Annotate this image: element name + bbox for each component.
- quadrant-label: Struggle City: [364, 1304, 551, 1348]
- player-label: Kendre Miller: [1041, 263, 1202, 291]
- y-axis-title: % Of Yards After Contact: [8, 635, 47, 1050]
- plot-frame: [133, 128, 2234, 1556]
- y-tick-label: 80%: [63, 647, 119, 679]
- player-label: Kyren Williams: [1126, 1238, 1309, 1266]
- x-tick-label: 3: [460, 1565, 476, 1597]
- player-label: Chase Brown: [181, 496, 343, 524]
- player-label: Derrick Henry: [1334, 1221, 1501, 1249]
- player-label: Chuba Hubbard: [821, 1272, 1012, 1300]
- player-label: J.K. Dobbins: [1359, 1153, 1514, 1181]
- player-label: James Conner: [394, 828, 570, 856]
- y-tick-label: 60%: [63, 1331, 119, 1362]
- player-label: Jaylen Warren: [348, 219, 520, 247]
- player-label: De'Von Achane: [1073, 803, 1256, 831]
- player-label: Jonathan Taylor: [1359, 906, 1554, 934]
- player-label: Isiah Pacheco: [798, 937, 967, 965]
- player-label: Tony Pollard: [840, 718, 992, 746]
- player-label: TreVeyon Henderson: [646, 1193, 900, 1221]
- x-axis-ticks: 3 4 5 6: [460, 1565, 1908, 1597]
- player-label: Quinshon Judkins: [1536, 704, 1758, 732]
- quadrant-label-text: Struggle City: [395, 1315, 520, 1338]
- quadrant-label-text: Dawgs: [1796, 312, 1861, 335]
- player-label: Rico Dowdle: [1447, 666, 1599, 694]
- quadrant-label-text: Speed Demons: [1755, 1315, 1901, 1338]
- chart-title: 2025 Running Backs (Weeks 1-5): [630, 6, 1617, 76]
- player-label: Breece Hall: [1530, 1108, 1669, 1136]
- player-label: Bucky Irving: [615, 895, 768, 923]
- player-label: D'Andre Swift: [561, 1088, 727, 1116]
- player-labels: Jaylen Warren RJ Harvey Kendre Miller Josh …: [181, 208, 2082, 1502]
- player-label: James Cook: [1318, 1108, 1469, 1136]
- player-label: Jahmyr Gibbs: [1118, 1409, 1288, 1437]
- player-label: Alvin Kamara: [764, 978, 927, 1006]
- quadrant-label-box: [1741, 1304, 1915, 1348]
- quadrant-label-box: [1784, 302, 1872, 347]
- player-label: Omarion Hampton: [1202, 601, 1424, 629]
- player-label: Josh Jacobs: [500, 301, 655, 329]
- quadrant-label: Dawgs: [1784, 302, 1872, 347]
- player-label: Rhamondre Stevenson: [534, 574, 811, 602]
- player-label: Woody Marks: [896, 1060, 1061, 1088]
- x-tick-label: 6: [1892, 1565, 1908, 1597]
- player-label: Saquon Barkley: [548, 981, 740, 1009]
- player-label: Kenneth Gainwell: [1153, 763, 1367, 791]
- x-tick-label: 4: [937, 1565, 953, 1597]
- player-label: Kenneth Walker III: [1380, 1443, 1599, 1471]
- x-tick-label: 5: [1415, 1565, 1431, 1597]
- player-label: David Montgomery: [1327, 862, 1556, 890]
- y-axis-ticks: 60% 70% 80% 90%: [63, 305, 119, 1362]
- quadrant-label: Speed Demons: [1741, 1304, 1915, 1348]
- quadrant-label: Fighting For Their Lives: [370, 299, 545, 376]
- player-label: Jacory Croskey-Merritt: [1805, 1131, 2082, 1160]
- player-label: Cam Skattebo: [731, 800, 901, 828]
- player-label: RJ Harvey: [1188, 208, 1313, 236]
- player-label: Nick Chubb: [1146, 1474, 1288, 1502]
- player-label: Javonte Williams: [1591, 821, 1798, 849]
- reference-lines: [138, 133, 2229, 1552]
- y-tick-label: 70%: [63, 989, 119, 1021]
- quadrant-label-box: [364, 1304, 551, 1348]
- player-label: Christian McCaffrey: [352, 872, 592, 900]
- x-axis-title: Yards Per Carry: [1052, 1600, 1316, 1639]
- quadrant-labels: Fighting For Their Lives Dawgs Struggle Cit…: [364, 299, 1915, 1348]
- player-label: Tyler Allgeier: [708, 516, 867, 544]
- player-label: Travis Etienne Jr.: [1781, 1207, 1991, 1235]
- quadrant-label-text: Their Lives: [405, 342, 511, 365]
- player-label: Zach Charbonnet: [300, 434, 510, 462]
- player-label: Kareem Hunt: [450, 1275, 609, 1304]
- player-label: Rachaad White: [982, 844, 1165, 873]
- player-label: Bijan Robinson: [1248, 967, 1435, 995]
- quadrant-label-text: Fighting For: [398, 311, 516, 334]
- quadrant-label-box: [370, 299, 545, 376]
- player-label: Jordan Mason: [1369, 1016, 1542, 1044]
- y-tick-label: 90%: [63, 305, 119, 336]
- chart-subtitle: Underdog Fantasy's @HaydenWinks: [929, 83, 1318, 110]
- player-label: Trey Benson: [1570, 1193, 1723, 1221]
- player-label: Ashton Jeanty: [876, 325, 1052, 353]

### What the task requires
Rewrite the lines above, changing each "quadrant-label-text" to "quadrant-caption" and keeping everything else the same.

### Response to this exercise
Annotate this image: element name + bbox for each component.
- quadrant-label: Struggle City: [364, 1304, 551, 1348]
- player-label: Kendre Miller: [1041, 263, 1202, 291]
- y-axis-title: % Of Yards After Contact: [8, 635, 47, 1050]
- plot-frame: [133, 128, 2234, 1556]
- y-tick-label: 80%: [63, 647, 119, 679]
- player-label: Kyren Williams: [1126, 1238, 1309, 1266]
- x-tick-label: 3: [460, 1565, 476, 1597]
- player-label: Chase Brown: [181, 496, 343, 524]
- player-label: Derrick Henry: [1334, 1221, 1501, 1249]
- player-label: Chuba Hubbard: [821, 1272, 1012, 1300]
- player-label: J.K. Dobbins: [1359, 1153, 1514, 1181]
- player-label: James Conner: [394, 828, 570, 856]
- y-tick-label: 60%: [63, 1331, 119, 1362]
- player-label: Jaylen Warren: [348, 219, 520, 247]
- player-label: De'Von Achane: [1073, 803, 1256, 831]
- player-label: Jonathan Taylor: [1359, 906, 1554, 934]
- player-label: Isiah Pacheco: [798, 937, 967, 965]
- player-label: Tony Pollard: [840, 718, 992, 746]
- player-label: TreVeyon Henderson: [646, 1193, 900, 1221]
- x-axis-ticks: 3 4 5 6: [460, 1565, 1908, 1597]
- player-label: Quinshon Judkins: [1536, 704, 1758, 732]
- quadrant-caption: Struggle City: [395, 1315, 520, 1338]
- quadrant-caption: Dawgs: [1796, 312, 1861, 335]
- player-label: Rico Dowdle: [1447, 666, 1599, 694]
- quadrant-caption: Speed Demons: [1755, 1315, 1901, 1338]
- chart-title: 2025 Running Backs (Weeks 1-5): [630, 6, 1617, 76]
- player-label: Breece Hall: [1530, 1108, 1669, 1136]
- player-label: Bucky Irving: [615, 895, 768, 923]
- player-label: D'Andre Swift: [561, 1088, 727, 1116]
- player-labels: Jaylen Warren RJ Harvey Kendre Miller Josh …: [181, 208, 2082, 1502]
- player-label: James Cook: [1318, 1108, 1469, 1136]
- player-label: Jahmyr Gibbs: [1118, 1409, 1288, 1437]
- player-label: Alvin Kamara: [764, 978, 927, 1006]
- quadrant-label-box: [1741, 1304, 1915, 1348]
- quadrant-label-box: [1784, 302, 1872, 347]
- player-label: Omarion Hampton: [1202, 601, 1424, 629]
- player-label: Josh Jacobs: [500, 301, 655, 329]
- quadrant-label: Dawgs: [1784, 302, 1872, 347]
- player-label: Rhamondre Stevenson: [534, 574, 811, 602]
- player-label: Woody Marks: [896, 1060, 1061, 1088]
- x-tick-label: 6: [1892, 1565, 1908, 1597]
- player-label: Saquon Barkley: [548, 981, 740, 1009]
- player-label: Kenneth Gainwell: [1153, 763, 1367, 791]
- x-tick-label: 4: [937, 1565, 953, 1597]
- player-label: Kenneth Walker III: [1380, 1443, 1599, 1471]
- x-tick-label: 5: [1415, 1565, 1431, 1597]
- player-label: David Montgomery: [1327, 862, 1556, 890]
- y-axis-ticks: 60% 70% 80% 90%: [63, 305, 119, 1362]
- quadrant-label: Speed Demons: [1741, 1304, 1915, 1348]
- quadrant-label: Fighting For Their Lives: [370, 299, 545, 376]
- player-label: Jacory Croskey-Merritt: [1805, 1131, 2082, 1160]
- player-label: Cam Skattebo: [731, 800, 901, 828]
- player-label: RJ Harvey: [1188, 208, 1313, 236]
- player-label: Nick Chubb: [1146, 1474, 1288, 1502]
- player-label: Javonte Williams: [1591, 821, 1798, 849]
- reference-lines: [138, 133, 2229, 1552]
- y-tick-label: 70%: [63, 989, 119, 1021]
- quadrant-label-box: [364, 1304, 551, 1348]
- player-label: Christian McCaffrey: [352, 872, 592, 900]
- x-axis-title: Yards Per Carry: [1052, 1600, 1316, 1639]
- quadrant-labels: Fighting For Their Lives Dawgs Struggle Cit…: [364, 299, 1915, 1348]
- player-label: Tyler Allgeier: [708, 516, 867, 544]
- player-label: Travis Etienne Jr.: [1781, 1207, 1991, 1235]
- quadrant-caption: Their Lives: [405, 342, 511, 365]
- player-label: Zach Charbonnet: [300, 434, 510, 462]
- player-label: Kareem Hunt: [450, 1275, 609, 1304]
- player-label: Rachaad White: [982, 844, 1165, 873]
- player-label: Bijan Robinson: [1248, 967, 1435, 995]
- quadrant-caption: Fighting For: [398, 311, 516, 334]
- quadrant-label-box: [370, 299, 545, 376]
- player-label: Jordan Mason: [1369, 1016, 1542, 1044]
- y-tick-label: 90%: [63, 305, 119, 336]
- chart-subtitle: Underdog Fantasy's @HaydenWinks: [929, 83, 1318, 110]
- player-label: Trey Benson: [1570, 1193, 1723, 1221]
- player-label: Ashton Jeanty: [876, 325, 1052, 353]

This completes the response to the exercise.